* Challenge *
Transcribe every entry word for word. Skip the pictures.
━━━━━━━━━━━━━━━━━━━━━━━━━━━━━━
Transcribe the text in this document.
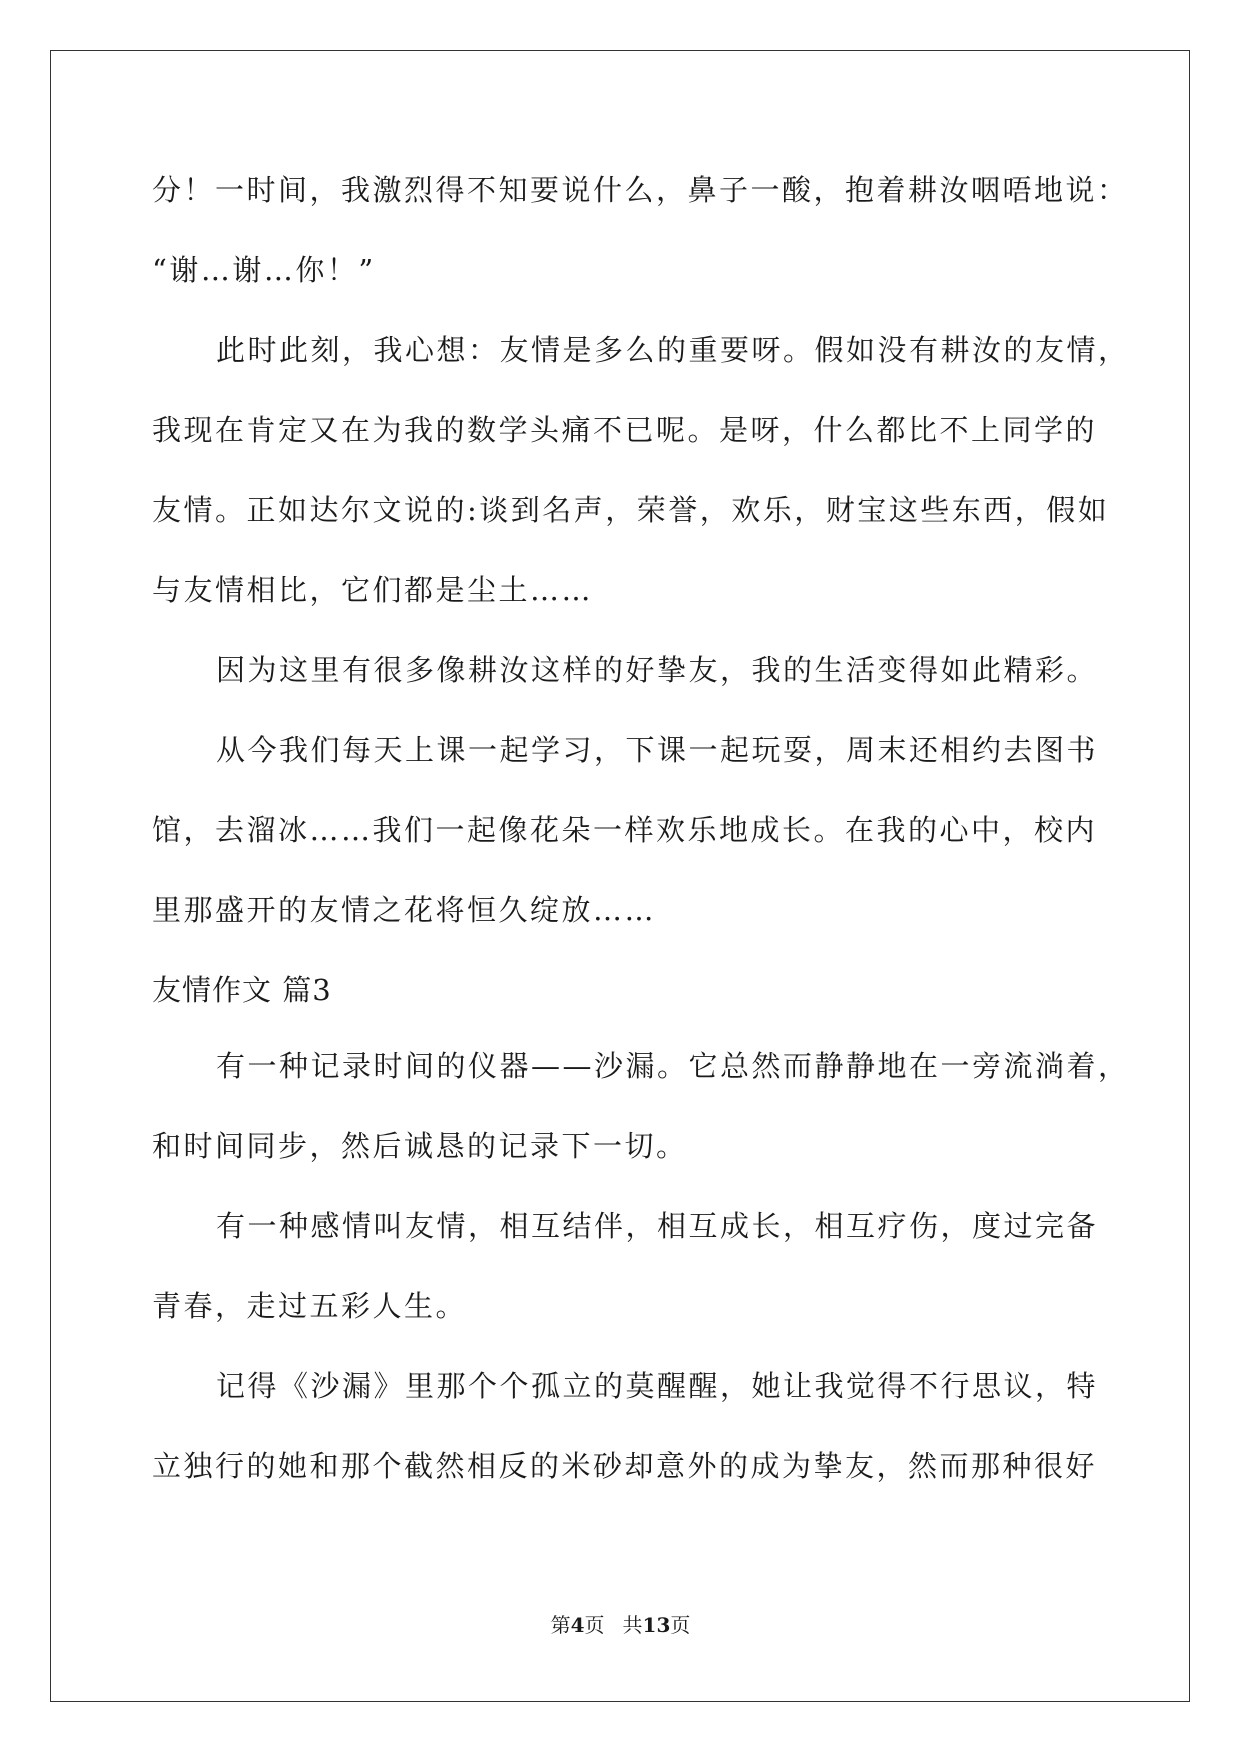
分！一时间，我激烈得不知要说什么，鼻子一酸，抱着耕汝咽唔地说：
“谢…谢…你！”
此时此刻，我心想：友情是多么的重要呀。假如没有耕汝的友情，
我现在肯定又在为我的数学头痛不已呢。是呀，什么都比不上同学的
友情。正如达尔文说的:谈到名声，荣誉，欢乐，财宝这些东西，假如
与友情相比，它们都是尘土……
因为这里有很多像耕汝这样的好挚友，我的生活变得如此精彩。
从今我们每天上课一起学习，下课一起玩耍，周末还相约去图书
馆，去溜冰……我们一起像花朵一样欢乐地成长。在我的心中，校内
里那盛开的友情之花将恒久绽放……
友情作文 篇3
有一种记录时间的仪器——沙漏。它总然而静静地在一旁流淌着，
和时间同步，然后诚恳的记录下一切。
有一种感情叫友情，相互结伴，相互成长，相互疗伤，度过完备
青春，走过五彩人生。
记得《沙漏》里那个个孤立的莫醒醒，她让我觉得不行思议，特
立独行的她和那个截然相反的米砂却意外的成为挚友，然而那种很好
第4页 共13页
━━━━━━━━━━━━━━━━━━━━━━━━━━━━━━
* Task answer *
Transcribe the text in this document.
分！一时间，我激烈得不知要说什么，鼻子一酸，抱着耕汝咽唔地说：
“谢…谢…你！”
此时此刻，我心想：友情是多么的重要呀。假如没有耕汝的友情，
我现在肯定又在为我的数学头痛不已呢。是呀，什么都比不上同学的
友情。正如达尔文说的:谈到名声，荣誉，欢乐，财宝这些东西，假如
与友情相比，它们都是尘土……
因为这里有很多像耕汝这样的好挚友，我的生活变得如此精彩。
从今我们每天上课一起学习，下课一起玩耍，周末还相约去图书
馆，去溜冰……我们一起像花朵一样欢乐地成长。在我的心中，校内
里那盛开的友情之花将恒久绽放……
友情作文 篇3
有一种记录时间的仪器——沙漏。它总然而静静地在一旁流淌着，
和时间同步，然后诚恳的记录下一切。
有一种感情叫友情，相互结伴，相互成长，相互疗伤，度过完备
青春，走过五彩人生。
记得《沙漏》里那个个孤立的莫醒醒，她让我觉得不行思议，特
立独行的她和那个截然相反的米砂却意外的成为挚友，然而那种很好
第4页 共13页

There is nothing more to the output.